#### WRITTEN TASK
Exclude images, then output the remaining data verbatim.

#### PROVIDED RECORDS
--
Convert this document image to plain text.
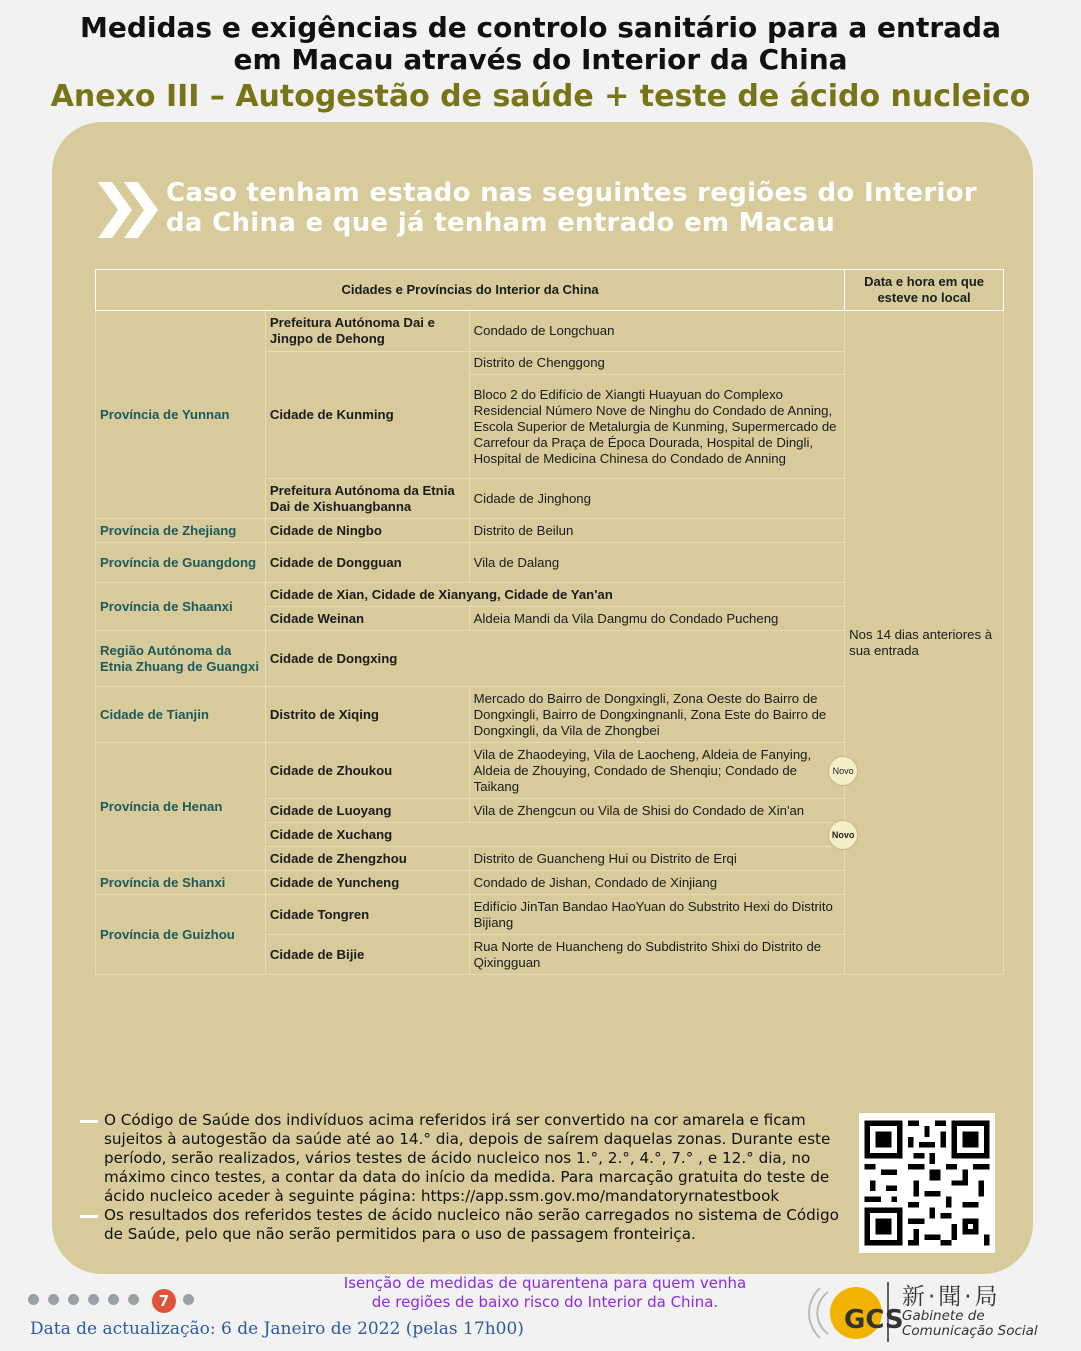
Medidas e exigências de controlo sanitário para a entrada
em Macau através do Interior da China
Anexo III – Autogestão de saúde + teste de ácido nucleico
Caso tenham estado nas seguintes regiões do Interior
da China e que já tenham entrado em Macau
Cidades e Províncias do Interior da China			Data e hora em que esteve no local
Província de Yunnan	Prefeitura Autónoma Dai e Jingpo de Dehong	Condado de Longchuan	Nos 14 dias anteriores à sua entrada
	Cidade de Kunming	Distrito de Chenggong	
		Bloco 2 do Edifício de Xiangti Huayuan do Complexo Residencial Número Nove de Ninghu do Condado de Anning, Escola Superior de Metalurgia de Kunming, Supermercado de Carrefour da Praça de Época Dourada, Hospital de Dingli, Hospital de Medicina Chinesa do Condado de Anning	
	Prefeitura Autónoma da Etnia Dai de Xishuangbanna	Cidade de Jinghong	
Província de Zhejiang	Cidade de Ningbo	Distrito de Beilun	
Província de Guangdong	Cidade de Dongguan	Vila de Dalang	
Província de Shaanxi	Cidade de Xian, Cidade de Xianyang, Cidade de Yan'an		
	Cidade Weinan	Aldeia Mandi da Vila Dangmu do Condado Pucheng	
Região Autónoma da Etnia Zhuang de Guangxi	Cidade de Dongxing		
Cidade de Tianjin	Distrito de Xiqing	Mercado do Bairro de Dongxingli, Zona Oeste do Bairro de Dongxingli, Bairro de Dongxingnanli, Zona Este do Bairro de Dongxingli, da Vila de Zhongbei	
Província de Henan	Cidade de Zhoukou	Vila de Zhaodeying, Vila de Laocheng, Aldeia de Fanying, Aldeia de Zhouying, Condado de Shenqiu; Condado de Taikang
Novo	

	Cidade de Luoyang	Vila de Zhengcun ou Vila de Shisi do Condado de Xin'an	
	Cidade de Xuchang Novo		

	Cidade de Zhengzhou	Distrito de Guancheng Hui ou Distrito de Erqi	
Província de Shanxi	Cidade de Yuncheng	Condado de Jishan, Condado de Xinjiang	
Província de Guizhou	Cidade Tongren	Edifício JinTan Bandao HaoYuan do Substrito Hexi do Distrito Bijiang	
	Cidade de Bijie	Rua Norte de Huancheng do Subdistrito Shixi do Distrito de Qixingguan	
O Código de Saúde dos indivíduos acima referidos irá ser convertido na cor amarela e ficam sujeitos à autogestão da saúde até ao 14.° dia, depois de saírem daquelas zonas. Durante este período, serão realizados, vários testes de ácido nucleico nos 1.°, 2.°, 4.°, 7.° , e 12.° dia, no máximo cinco testes, a contar da data do início da medida. Para marcação gratuita do teste de ácido nucleico aceder à seguinte página: https://app.ssm.gov.mo/mandatoryrnatestbook
Os resultados dos referidos testes de ácido nucleico não serão carregados no sistema de Código de Saúde, pelo que não serão permitidos para o uso de passagem fronteiriça.
7
Isenção de medidas de quarentena para quem venha
de regiões de baixo risco do Interior da China.
Data de actualização: 6 de Janeiro de 2022 (pelas 17h00)	GCS
新·聞·局
Gabinete de
Comunicação Social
--
#### RESPONSE
Convert this document image to plain text.
Medidas e exigências de controlo sanitário para a entrada
em Macau através do Interior da China
Anexo III – Autogestão de saúde + teste de ácido nucleico
Caso tenham estado nas seguintes regiões do Interior
da China e que já tenham entrado em Macau
Cidades e Províncias do Interior da China			Data e hora em que esteve no local
Província de Yunnan	Prefeitura Autónoma Dai e Jingpo de Dehong	Condado de Longchuan	Nos 14 dias anteriores à sua entrada
	Cidade de Kunming	Distrito de Chenggong	
		Bloco 2 do Edifício de Xiangti Huayuan do Complexo Residencial Número Nove de Ninghu do Condado de Anning, Escola Superior de Metalurgia de Kunming, Supermercado de Carrefour da Praça de Época Dourada, Hospital de Dingli, Hospital de Medicina Chinesa do Condado de Anning	
	Prefeitura Autónoma da Etnia Dai de Xishuangbanna	Cidade de Jinghong	
Província de Zhejiang	Cidade de Ningbo	Distrito de Beilun	
Província de Guangdong	Cidade de Dongguan	Vila de Dalang	
Província de Shaanxi	Cidade de Xian, Cidade de Xianyang, Cidade de Yan'an		
	Cidade Weinan	Aldeia Mandi da Vila Dangmu do Condado Pucheng	
Região Autónoma da Etnia Zhuang de Guangxi	Cidade de Dongxing		
Cidade de Tianjin	Distrito de Xiqing	Mercado do Bairro de Dongxingli, Zona Oeste do Bairro de Dongxingli, Bairro de Dongxingnanli, Zona Este do Bairro de Dongxingli, da Vila de Zhongbei	
Província de Henan	Cidade de Zhoukou	Vila de Zhaodeying, Vila de Laocheng, Aldeia de Fanying, Aldeia de Zhouying, Condado de Shenqiu; Condado de Taikang
Novo	

	Cidade de Luoyang	Vila de Zhengcun ou Vila de Shisi do Condado de Xin'an	
	Cidade de Xuchang Novo		

	Cidade de Zhengzhou	Distrito de Guancheng Hui ou Distrito de Erqi	
Província de Shanxi	Cidade de Yuncheng	Condado de Jishan, Condado de Xinjiang	
Província de Guizhou	Cidade Tongren	Edifício JinTan Bandao HaoYuan do Substrito Hexi do Distrito Bijiang	
	Cidade de Bijie	Rua Norte de Huancheng do Subdistrito Shixi do Distrito de Qixingguan	
O Código de Saúde dos indivíduos acima referidos irá ser convertido na cor amarela e ficam sujeitos à autogestão da saúde até ao 14.° dia, depois de saírem daquelas zonas. Durante este período, serão realizados, vários testes de ácido nucleico nos 1.°, 2.°, 4.°, 7.° , e 12.° dia, no máximo cinco testes, a contar da data do início da medida. Para marcação gratuita do teste de ácido nucleico aceder à seguinte página: https://app.ssm.gov.mo/mandatoryrnatestbook
Os resultados dos referidos testes de ácido nucleico não serão carregados no sistema de Código de Saúde, pelo que não serão permitidos para o uso de passagem fronteiriça.
7
Isenção de medidas de quarentena para quem venha
de regiões de baixo risco do Interior da China.
Data de actualização: 6 de Janeiro de 2022 (pelas 17h00)	GCS
新·聞·局
Gabinete de
Comunicação Social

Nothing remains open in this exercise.